* **WORK INSTRUCTIONS**: Check each line of the material below, and copy it if it holds the string "Дата".

* **SUPPLIED MATERIAL**:
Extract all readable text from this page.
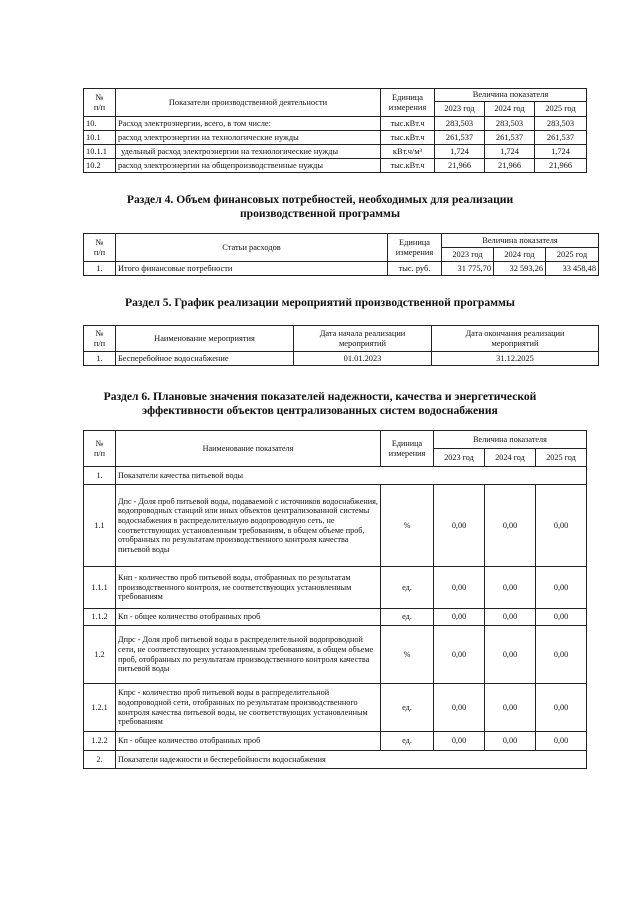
№
п/п	Показатели производственной деятельности	Единица
измерения	Величина показателя		
			2023 год	2024 год	2025 год
10.	Расход электроэнергии, всего, в том числе:	тыс.кВт.ч	283,503	283,503	283,503
10.1	расход электроэнергии на технологические нужды	тыс.кВт.ч	261,537	261,537	261,537
10.1.1	удельный расход электроэнергии на технологические нужды	кВт.ч/м³	1,724	1,724	1,724
10.2	расход электроэнергии на общепроизводственные нужды	тыс.кВт.ч	21,966	21,966	21,966
Раздел 4. Объем финансовых потребностей, необходимых для реализации
производственной программы
№
п/п	Статьи расходов	Единица
измерения	Величина показателя		
			2023 год	2024 год	2025 год
1.	Итого финансовые потребности	тыс. руб.	31 775,70	32 593,26	33 458,48
Раздел 5. График реализации мероприятий производственной программы
№
п/п	Наименование мероприятия	Дата начала реализации
мероприятий	Дата окончания реализации
мероприятий
1.	Бесперебойное водоснабжение	01.01.2023	31.12.2025
Раздел 6. Плановые значения показателей надежности, качества и энергетической
эффективности объектов централизованных систем водоснабжения
№
п/п	Наименование показателя	Единица
измерения	Величина показателя		
			2023 год	2024 год	2025 год
1.	Показатели качества питьевой воды				
1.1	Дпс - Доля проб питьевой воды, подаваемой с источников водоснабжения, водопроводных станций или иных объектов централизованной системы водоснабжения в распределительную водопроводную сеть, не соответствующих установленным требованиям, в общем объеме проб, отобранных по результатам производственного контроля качества питьевой воды	%	0,00	0,00	0,00
1.1.1	Кнп - количество проб питьевой воды, отобранных по результатам производственного контроля, не соответствующих установленным требованиям	ед.	0,00	0,00	0,00
1.1.2	Кп - общее количество отобранных проб	ед.	0,00	0,00	0,00
1.2	Дпрс - Доля проб питьевой воды в распределительной водопроводной сети, не соответствующих установленным требованиям, в общем объеме проб, отобранных по результатам производственного контроля качества питьевой воды	%	0,00	0,00	0,00
1.2.1	Кпрс - количество проб питьевой воды в распределительной водопроводной сети, отобранных по результатам производственного контроля качества питьевой воды, не соответствующих установленным требованиям	ед.	0,00	0,00	0,00
1.2.2	Кп - общее количество отобранных проб	ед.	0,00	0,00	0,00
2.	Показатели надежности и бесперебойности водоснабжения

* **OUTPUT OF THE EXERCISE**:
п/п	Наименование мероприятия	Дата начала реализации
мероприятий	Дата окончания реализации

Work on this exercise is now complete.